» PROMPT
Locate every line in the records below that contains the string "scrollbar", and copy each such line in full. The match is case-sensitive.

» DATA FOR THIS EXERCISE

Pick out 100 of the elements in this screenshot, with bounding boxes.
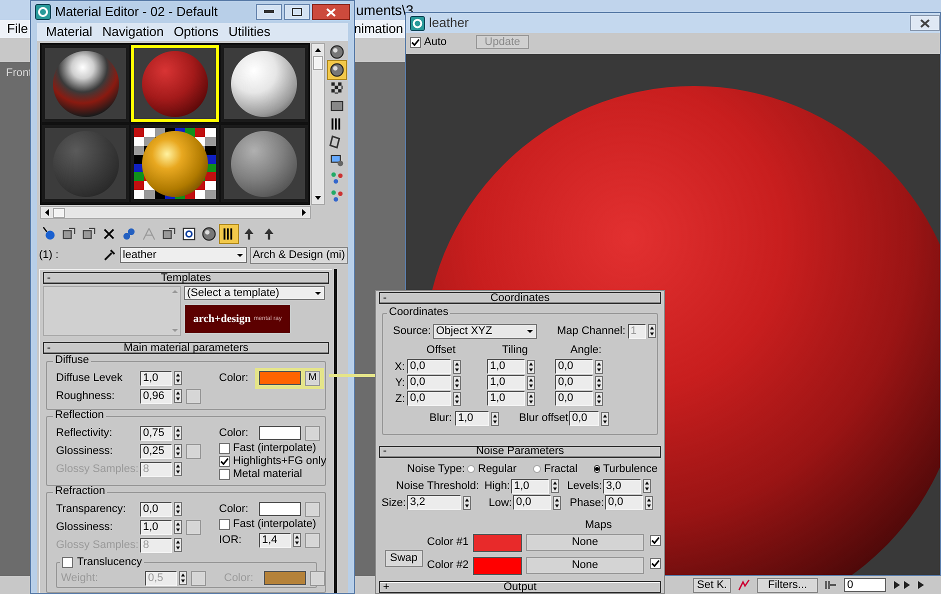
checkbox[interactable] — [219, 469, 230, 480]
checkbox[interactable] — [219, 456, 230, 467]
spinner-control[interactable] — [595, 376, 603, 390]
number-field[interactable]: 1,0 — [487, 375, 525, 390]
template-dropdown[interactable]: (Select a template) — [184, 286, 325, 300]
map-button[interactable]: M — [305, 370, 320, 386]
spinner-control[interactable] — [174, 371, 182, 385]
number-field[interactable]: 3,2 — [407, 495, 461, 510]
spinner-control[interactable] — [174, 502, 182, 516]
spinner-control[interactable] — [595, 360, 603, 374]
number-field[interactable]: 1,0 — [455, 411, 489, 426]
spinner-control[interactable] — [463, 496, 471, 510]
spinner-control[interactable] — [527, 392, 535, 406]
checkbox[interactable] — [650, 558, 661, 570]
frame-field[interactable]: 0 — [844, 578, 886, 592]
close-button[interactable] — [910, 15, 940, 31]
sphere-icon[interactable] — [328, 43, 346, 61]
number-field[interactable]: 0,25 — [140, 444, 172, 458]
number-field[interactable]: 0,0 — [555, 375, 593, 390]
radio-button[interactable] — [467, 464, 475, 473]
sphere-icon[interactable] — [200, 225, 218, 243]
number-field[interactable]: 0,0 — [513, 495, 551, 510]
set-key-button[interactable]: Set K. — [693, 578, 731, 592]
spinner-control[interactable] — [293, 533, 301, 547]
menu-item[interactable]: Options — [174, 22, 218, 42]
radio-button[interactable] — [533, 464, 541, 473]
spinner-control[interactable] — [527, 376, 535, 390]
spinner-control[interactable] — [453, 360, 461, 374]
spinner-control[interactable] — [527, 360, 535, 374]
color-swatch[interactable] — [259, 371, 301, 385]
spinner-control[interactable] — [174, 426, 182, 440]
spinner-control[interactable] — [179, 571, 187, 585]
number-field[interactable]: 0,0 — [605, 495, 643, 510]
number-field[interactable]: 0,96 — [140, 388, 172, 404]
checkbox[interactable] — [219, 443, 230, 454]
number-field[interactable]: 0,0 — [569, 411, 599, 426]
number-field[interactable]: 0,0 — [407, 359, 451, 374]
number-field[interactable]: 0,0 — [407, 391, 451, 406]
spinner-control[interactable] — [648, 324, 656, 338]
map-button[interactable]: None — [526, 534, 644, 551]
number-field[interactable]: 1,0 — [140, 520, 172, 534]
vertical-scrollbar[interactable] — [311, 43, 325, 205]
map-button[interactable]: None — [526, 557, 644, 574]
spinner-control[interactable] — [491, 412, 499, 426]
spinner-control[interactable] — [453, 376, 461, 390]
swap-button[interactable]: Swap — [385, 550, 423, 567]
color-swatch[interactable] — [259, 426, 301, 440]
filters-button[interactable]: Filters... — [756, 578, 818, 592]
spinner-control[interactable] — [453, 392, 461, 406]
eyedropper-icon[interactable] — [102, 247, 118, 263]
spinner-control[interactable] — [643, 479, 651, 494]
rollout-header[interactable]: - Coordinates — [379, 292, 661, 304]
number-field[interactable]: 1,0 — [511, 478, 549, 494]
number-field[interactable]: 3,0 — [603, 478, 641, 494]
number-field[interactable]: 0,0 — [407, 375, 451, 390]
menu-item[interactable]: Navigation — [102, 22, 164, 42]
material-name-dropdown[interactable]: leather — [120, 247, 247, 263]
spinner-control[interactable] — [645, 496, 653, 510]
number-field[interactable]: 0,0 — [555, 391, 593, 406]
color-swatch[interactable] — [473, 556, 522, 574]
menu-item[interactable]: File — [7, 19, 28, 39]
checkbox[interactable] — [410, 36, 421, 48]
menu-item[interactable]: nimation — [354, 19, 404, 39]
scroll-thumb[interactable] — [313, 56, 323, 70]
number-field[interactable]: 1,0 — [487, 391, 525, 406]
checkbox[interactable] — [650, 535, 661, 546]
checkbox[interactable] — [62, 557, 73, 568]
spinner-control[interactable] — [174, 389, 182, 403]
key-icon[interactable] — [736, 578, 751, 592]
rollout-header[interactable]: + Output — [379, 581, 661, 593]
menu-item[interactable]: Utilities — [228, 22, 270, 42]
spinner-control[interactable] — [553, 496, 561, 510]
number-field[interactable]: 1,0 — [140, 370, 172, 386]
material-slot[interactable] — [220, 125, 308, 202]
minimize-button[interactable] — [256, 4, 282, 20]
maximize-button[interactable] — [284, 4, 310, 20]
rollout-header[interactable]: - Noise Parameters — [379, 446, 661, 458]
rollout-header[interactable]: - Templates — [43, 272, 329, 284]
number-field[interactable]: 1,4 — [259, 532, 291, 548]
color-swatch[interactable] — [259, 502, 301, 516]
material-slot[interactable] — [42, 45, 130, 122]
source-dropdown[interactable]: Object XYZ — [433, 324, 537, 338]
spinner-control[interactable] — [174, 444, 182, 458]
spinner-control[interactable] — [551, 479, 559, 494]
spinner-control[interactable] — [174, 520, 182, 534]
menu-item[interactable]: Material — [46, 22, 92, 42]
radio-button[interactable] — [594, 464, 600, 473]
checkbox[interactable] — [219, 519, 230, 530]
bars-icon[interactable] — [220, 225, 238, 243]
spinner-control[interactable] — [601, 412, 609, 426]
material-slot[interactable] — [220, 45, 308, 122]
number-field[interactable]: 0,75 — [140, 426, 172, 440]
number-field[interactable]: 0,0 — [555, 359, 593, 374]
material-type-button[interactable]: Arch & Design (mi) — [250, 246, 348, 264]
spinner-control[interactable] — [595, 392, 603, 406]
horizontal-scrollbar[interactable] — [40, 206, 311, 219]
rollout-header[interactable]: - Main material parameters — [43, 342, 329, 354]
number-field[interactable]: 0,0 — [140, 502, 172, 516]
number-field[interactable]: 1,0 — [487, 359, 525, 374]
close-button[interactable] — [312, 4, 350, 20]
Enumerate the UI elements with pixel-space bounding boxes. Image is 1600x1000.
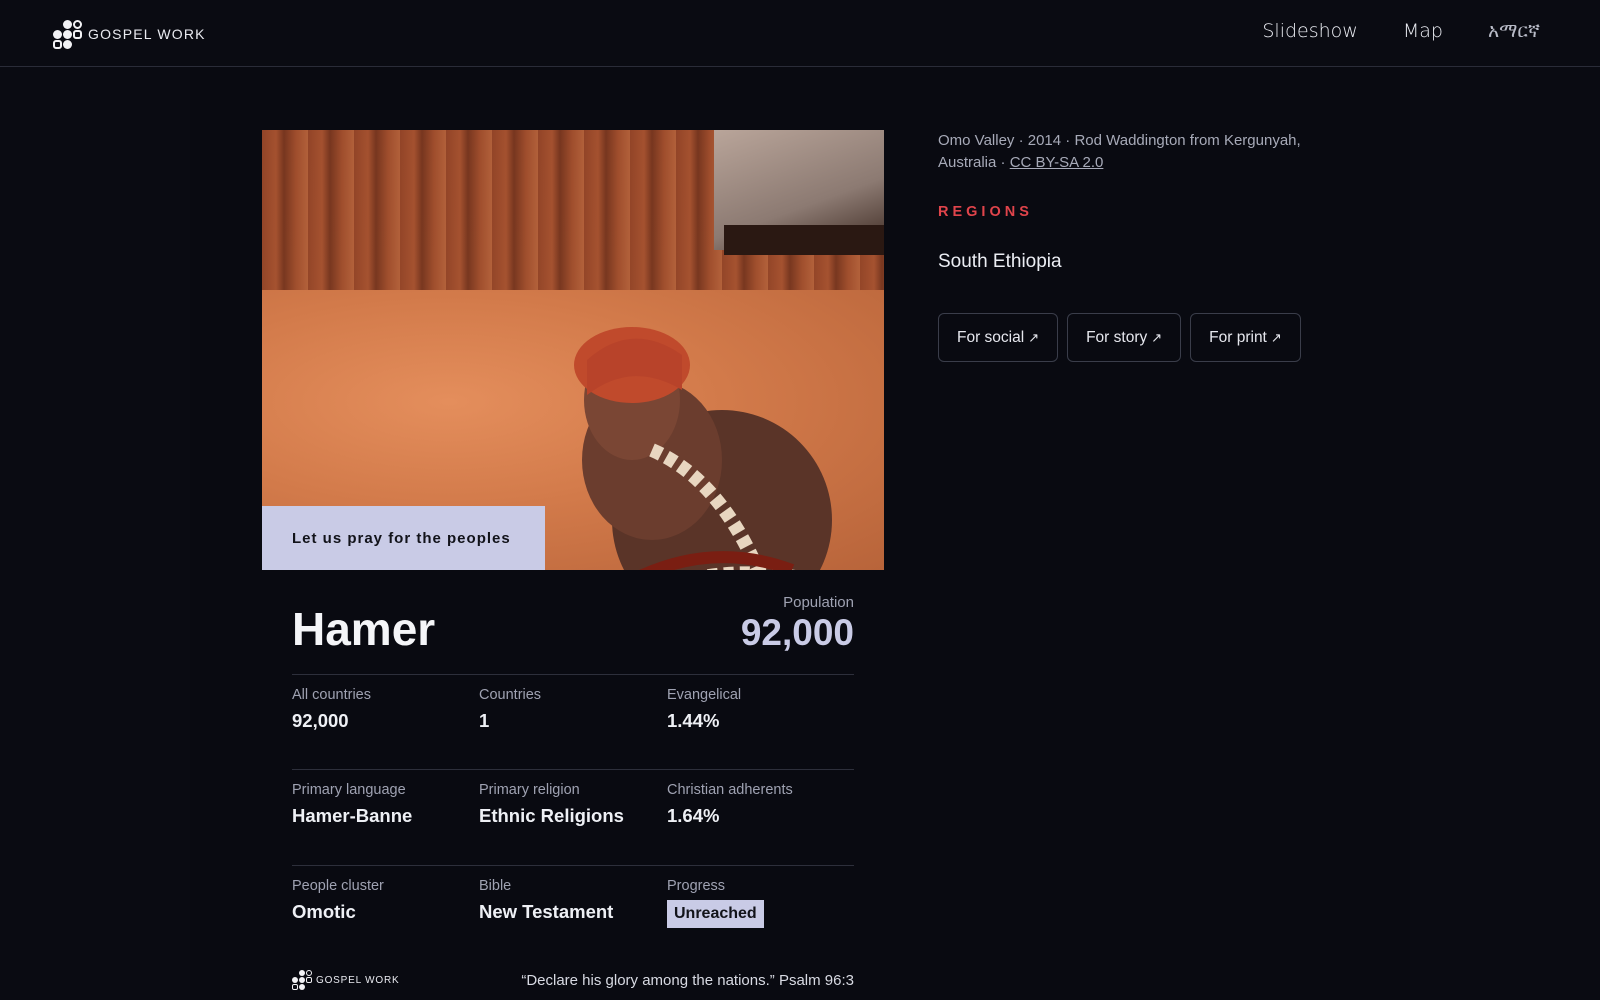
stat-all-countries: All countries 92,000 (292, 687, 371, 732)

» EXPECTED OUTPUT
vertical-scrollbar[interactable] — [311, 43, 325, 205]
horizontal-scrollbar[interactable] — [40, 206, 311, 219]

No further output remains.